* Start *
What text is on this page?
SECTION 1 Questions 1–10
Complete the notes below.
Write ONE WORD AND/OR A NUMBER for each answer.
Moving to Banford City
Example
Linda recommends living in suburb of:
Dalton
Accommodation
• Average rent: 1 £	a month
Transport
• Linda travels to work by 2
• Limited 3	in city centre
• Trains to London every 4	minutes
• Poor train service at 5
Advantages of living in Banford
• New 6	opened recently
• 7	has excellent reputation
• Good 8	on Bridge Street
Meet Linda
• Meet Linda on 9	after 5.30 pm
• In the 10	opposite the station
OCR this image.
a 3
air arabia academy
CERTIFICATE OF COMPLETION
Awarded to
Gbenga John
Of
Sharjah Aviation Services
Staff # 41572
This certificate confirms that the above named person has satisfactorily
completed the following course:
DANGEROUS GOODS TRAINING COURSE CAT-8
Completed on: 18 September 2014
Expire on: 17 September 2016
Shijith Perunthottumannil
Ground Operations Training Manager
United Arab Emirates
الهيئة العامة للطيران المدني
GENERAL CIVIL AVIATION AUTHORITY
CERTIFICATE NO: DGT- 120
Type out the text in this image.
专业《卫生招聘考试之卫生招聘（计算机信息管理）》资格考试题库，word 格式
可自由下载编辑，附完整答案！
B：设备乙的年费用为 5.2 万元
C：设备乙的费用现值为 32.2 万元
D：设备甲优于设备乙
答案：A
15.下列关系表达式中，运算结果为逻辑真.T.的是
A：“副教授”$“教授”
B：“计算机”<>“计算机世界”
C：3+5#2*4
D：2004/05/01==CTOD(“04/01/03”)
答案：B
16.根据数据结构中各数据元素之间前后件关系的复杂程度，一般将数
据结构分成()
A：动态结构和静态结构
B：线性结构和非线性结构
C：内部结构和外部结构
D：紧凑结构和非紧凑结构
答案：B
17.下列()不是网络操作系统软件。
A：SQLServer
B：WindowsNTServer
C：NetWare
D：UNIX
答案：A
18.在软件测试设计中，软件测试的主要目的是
* End *
**EXERCISE DESCRIPTION**
Reply with only the number of lines in the material above where the string "September" appears.

**RESULT FOR THIS TASK**
2